== Source data
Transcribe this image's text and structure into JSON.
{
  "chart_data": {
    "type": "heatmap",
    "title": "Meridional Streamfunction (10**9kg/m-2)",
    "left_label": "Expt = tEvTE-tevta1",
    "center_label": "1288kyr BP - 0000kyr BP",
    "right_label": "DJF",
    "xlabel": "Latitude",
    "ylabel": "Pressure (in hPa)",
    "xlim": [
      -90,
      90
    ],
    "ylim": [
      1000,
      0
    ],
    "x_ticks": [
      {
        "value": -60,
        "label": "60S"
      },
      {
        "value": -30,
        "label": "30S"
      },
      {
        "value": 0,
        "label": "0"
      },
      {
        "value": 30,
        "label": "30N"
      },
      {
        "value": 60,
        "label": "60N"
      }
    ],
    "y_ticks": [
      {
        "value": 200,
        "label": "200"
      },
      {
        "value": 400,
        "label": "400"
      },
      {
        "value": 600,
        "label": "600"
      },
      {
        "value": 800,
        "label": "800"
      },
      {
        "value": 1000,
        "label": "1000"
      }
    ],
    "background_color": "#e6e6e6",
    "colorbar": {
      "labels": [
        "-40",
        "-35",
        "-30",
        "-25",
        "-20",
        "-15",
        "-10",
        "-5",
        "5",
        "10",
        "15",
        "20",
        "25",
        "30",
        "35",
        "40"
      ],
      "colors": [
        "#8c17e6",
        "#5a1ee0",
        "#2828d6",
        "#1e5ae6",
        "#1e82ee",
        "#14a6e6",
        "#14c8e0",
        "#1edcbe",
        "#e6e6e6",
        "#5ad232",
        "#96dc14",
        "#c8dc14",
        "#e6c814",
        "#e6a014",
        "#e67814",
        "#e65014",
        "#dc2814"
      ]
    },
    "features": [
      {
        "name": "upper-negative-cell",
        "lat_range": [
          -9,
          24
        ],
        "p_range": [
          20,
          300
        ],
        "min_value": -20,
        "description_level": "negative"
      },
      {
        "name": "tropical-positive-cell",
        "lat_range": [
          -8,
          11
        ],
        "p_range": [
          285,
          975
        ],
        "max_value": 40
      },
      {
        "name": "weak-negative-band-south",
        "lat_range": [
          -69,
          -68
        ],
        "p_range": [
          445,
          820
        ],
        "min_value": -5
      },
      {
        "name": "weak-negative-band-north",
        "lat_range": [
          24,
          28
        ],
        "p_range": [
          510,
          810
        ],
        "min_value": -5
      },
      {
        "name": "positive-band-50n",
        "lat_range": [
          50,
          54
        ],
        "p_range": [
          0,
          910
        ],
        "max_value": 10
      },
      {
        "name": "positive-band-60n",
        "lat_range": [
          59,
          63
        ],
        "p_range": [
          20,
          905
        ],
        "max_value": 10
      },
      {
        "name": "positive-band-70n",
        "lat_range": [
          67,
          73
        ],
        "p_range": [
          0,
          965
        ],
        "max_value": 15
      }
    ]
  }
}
====
» Directions for this task
Tell how many lines in the records above contain "positive", giving the number and no other words.

» Result for this exercise
4